Dataset rows:
"""
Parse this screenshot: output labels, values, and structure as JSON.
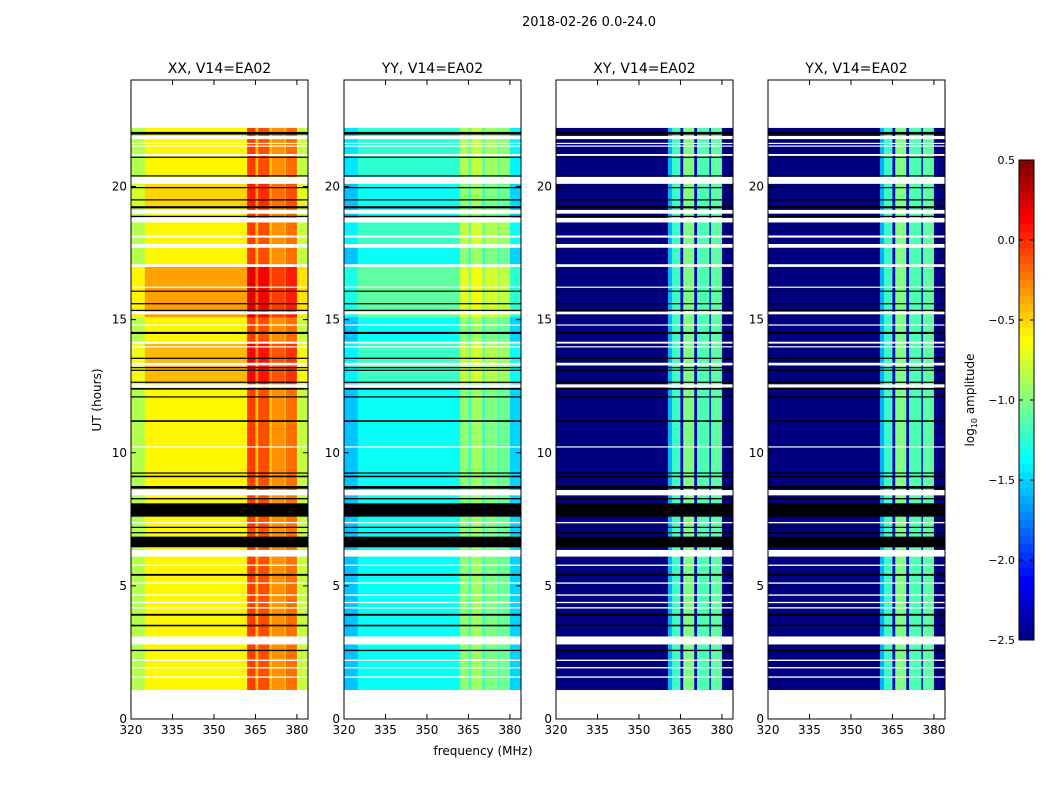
{
  "chart_data": {
    "type": "heatmap",
    "title": "2018-02-26 0.0-24.0",
    "xlabel": "frequency (MHz)",
    "ylabel": "UT (hours)",
    "xlim": [
      320,
      384
    ],
    "ylim": [
      0,
      24
    ],
    "xticks": [
      "320",
      "335",
      "350",
      "365",
      "380"
    ],
    "yticks": [
      "0",
      "5",
      "10",
      "15",
      "20"
    ],
    "data_time_range": [
      1.1,
      22.2
    ],
    "colorbar": {
      "label_prefix": "log",
      "label_sub": "10",
      "label_suffix": " amplitude",
      "range": [
        -2.5,
        0.5
      ],
      "ticks": [
        "0.5",
        "0.0",
        "−0.5",
        "−1.0",
        "−1.5",
        "−2.0",
        "−2.5"
      ],
      "colormap": "jet"
    },
    "flags": [
      {
        "t": [
          21.95,
          22.05
        ],
        "kind": "black"
      },
      {
        "t": [
          21.78,
          21.9
        ],
        "kind": "white"
      },
      {
        "t": [
          21.6,
          21.64
        ],
        "kind": "white"
      },
      {
        "t": [
          21.5,
          21.54
        ],
        "kind": "white"
      },
      {
        "t": [
          21.15,
          21.22
        ],
        "kind": "white"
      },
      {
        "t": [
          21.08,
          21.12
        ],
        "kind": "black"
      },
      {
        "t": [
          20.38,
          20.42
        ],
        "kind": "black"
      },
      {
        "t": [
          20.1,
          20.36
        ],
        "kind": "white"
      },
      {
        "t": [
          19.94,
          19.98
        ],
        "kind": "black"
      },
      {
        "t": [
          19.48,
          19.52
        ],
        "kind": "black"
      },
      {
        "t": [
          19.18,
          19.26
        ],
        "kind": "black"
      },
      {
        "t": [
          18.98,
          19.12
        ],
        "kind": "white"
      },
      {
        "t": [
          18.86,
          18.9
        ],
        "kind": "black"
      },
      {
        "t": [
          18.65,
          18.82
        ],
        "kind": "white"
      },
      {
        "t": [
          18.08,
          18.16
        ],
        "kind": "white"
      },
      {
        "t": [
          17.7,
          17.84
        ],
        "kind": "white"
      },
      {
        "t": [
          16.98,
          17.08
        ],
        "kind": "white"
      },
      {
        "t": [
          16.2,
          16.24
        ],
        "kind": "white"
      },
      {
        "t": [
          16.05,
          16.09
        ],
        "kind": "black"
      },
      {
        "t": [
          15.58,
          15.62
        ],
        "kind": "black"
      },
      {
        "t": [
          15.33,
          15.37
        ],
        "kind": "black"
      },
      {
        "t": [
          15.2,
          15.3
        ],
        "kind": "white"
      },
      {
        "t": [
          14.78,
          14.82
        ],
        "kind": "white"
      },
      {
        "t": [
          14.46,
          14.54
        ],
        "kind": "black"
      },
      {
        "t": [
          14.1,
          14.17
        ],
        "kind": "white"
      },
      {
        "t": [
          13.96,
          14.0
        ],
        "kind": "white"
      },
      {
        "t": [
          13.53,
          13.57
        ],
        "kind": "black"
      },
      {
        "t": [
          13.28,
          13.38
        ],
        "kind": "white"
      },
      {
        "t": [
          13.18,
          13.22
        ],
        "kind": "black"
      },
      {
        "t": [
          13.08,
          13.12
        ],
        "kind": "black"
      },
      {
        "t": [
          12.63,
          12.67
        ],
        "kind": "black"
      },
      {
        "t": [
          12.45,
          12.57
        ],
        "kind": "white"
      },
      {
        "t": [
          12.37,
          12.43
        ],
        "kind": "black"
      },
      {
        "t": [
          12.08,
          12.12
        ],
        "kind": "black"
      },
      {
        "t": [
          11.16,
          11.22
        ],
        "kind": "black"
      },
      {
        "t": [
          10.2,
          10.24
        ],
        "kind": "white"
      },
      {
        "t": [
          9.22,
          9.26
        ],
        "kind": "black"
      },
      {
        "t": [
          9.08,
          9.14
        ],
        "kind": "black"
      },
      {
        "t": [
          8.65,
          8.75
        ],
        "kind": "black"
      },
      {
        "t": [
          8.4,
          8.6
        ],
        "kind": "white"
      },
      {
        "t": [
          8.25,
          8.3
        ],
        "kind": "black"
      },
      {
        "t": [
          7.6,
          8.1
        ],
        "kind": "black"
      },
      {
        "t": [
          7.35,
          7.4
        ],
        "kind": "white"
      },
      {
        "t": [
          7.18,
          7.22
        ],
        "kind": "black"
      },
      {
        "t": [
          6.98,
          7.02
        ],
        "kind": "black"
      },
      {
        "t": [
          6.45,
          6.85
        ],
        "kind": "black"
      },
      {
        "t": [
          6.1,
          6.35
        ],
        "kind": "white"
      },
      {
        "t": [
          5.75,
          5.8
        ],
        "kind": "white"
      },
      {
        "t": [
          5.38,
          5.45
        ],
        "kind": "black"
      },
      {
        "t": [
          5.08,
          5.13
        ],
        "kind": "white"
      },
      {
        "t": [
          4.63,
          4.68
        ],
        "kind": "white"
      },
      {
        "t": [
          4.35,
          4.4
        ],
        "kind": "white"
      },
      {
        "t": [
          4.15,
          4.2
        ],
        "kind": "white"
      },
      {
        "t": [
          3.88,
          3.95
        ],
        "kind": "black"
      },
      {
        "t": [
          3.48,
          3.54
        ],
        "kind": "black"
      },
      {
        "t": [
          2.8,
          3.1
        ],
        "kind": "white"
      },
      {
        "t": [
          2.55,
          2.6
        ],
        "kind": "black"
      },
      {
        "t": [
          2.18,
          2.23
        ],
        "kind": "white"
      },
      {
        "t": [
          1.9,
          1.95
        ],
        "kind": "white"
      },
      {
        "t": [
          1.55,
          1.6
        ],
        "kind": "white"
      }
    ],
    "panels": [
      {
        "title": "XX, V14=EA02",
        "freq_profile": [
          [
            320,
            325,
            -0.85
          ],
          [
            325,
            362,
            -0.6
          ],
          [
            362,
            365,
            -0.05
          ],
          [
            365,
            366,
            -0.45
          ],
          [
            366,
            370,
            -0.1
          ],
          [
            370,
            371,
            -0.45
          ],
          [
            371,
            375.5,
            -0.3
          ],
          [
            375.5,
            376,
            -0.45
          ],
          [
            376,
            380,
            -0.2
          ],
          [
            380,
            384,
            -0.8
          ]
        ],
        "time_mods": [
          [
            15.1,
            17.0,
            0.25
          ],
          [
            12.6,
            14.1,
            0.18
          ],
          [
            19.2,
            20.1,
            0.1
          ]
        ]
      },
      {
        "title": "YY, V14=EA02",
        "freq_profile": [
          [
            320,
            325,
            -1.55
          ],
          [
            325,
            362,
            -1.35
          ],
          [
            362,
            365,
            -0.95
          ],
          [
            365,
            366,
            -1.2
          ],
          [
            366,
            370,
            -0.9
          ],
          [
            370,
            371,
            -1.2
          ],
          [
            371,
            375.5,
            -1.0
          ],
          [
            375.5,
            376,
            -1.2
          ],
          [
            376,
            380,
            -1.05
          ],
          [
            380,
            384,
            -1.5
          ]
        ],
        "time_mods": [
          [
            15.1,
            17.0,
            0.25
          ],
          [
            12.6,
            14.1,
            0.15
          ],
          [
            17.8,
            18.8,
            0.15
          ],
          [
            20.4,
            22.2,
            0.1
          ]
        ]
      },
      {
        "title": "XY, V14=EA02",
        "freq_profile": [
          [
            320,
            360.5,
            -2.5
          ],
          [
            360.5,
            362,
            -1.6
          ],
          [
            362,
            365,
            -1.2
          ],
          [
            365,
            366,
            -2.3
          ],
          [
            366,
            370,
            -1.0
          ],
          [
            370,
            371,
            -2.3
          ],
          [
            371,
            375.5,
            -1.15
          ],
          [
            375.5,
            376,
            -2.3
          ],
          [
            376,
            380,
            -1.1
          ],
          [
            380,
            384,
            -2.5
          ]
        ],
        "time_mods": []
      },
      {
        "title": "YX, V14=EA02",
        "freq_profile": [
          [
            320,
            360.5,
            -2.5
          ],
          [
            360.5,
            362,
            -1.6
          ],
          [
            362,
            365,
            -1.2
          ],
          [
            365,
            366,
            -2.3
          ],
          [
            366,
            370,
            -1.0
          ],
          [
            370,
            371,
            -2.3
          ],
          [
            371,
            375.5,
            -1.15
          ],
          [
            375.5,
            376,
            -2.3
          ],
          [
            376,
            380,
            -1.1
          ],
          [
            380,
            384,
            -2.5
          ]
        ],
        "time_mods": []
      }
    ]
  }
}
"""
§ **GOAL**
Provide the count, and nothing else, of lines in the data above where the word "title" occurs.

§ **SOLUTION**
5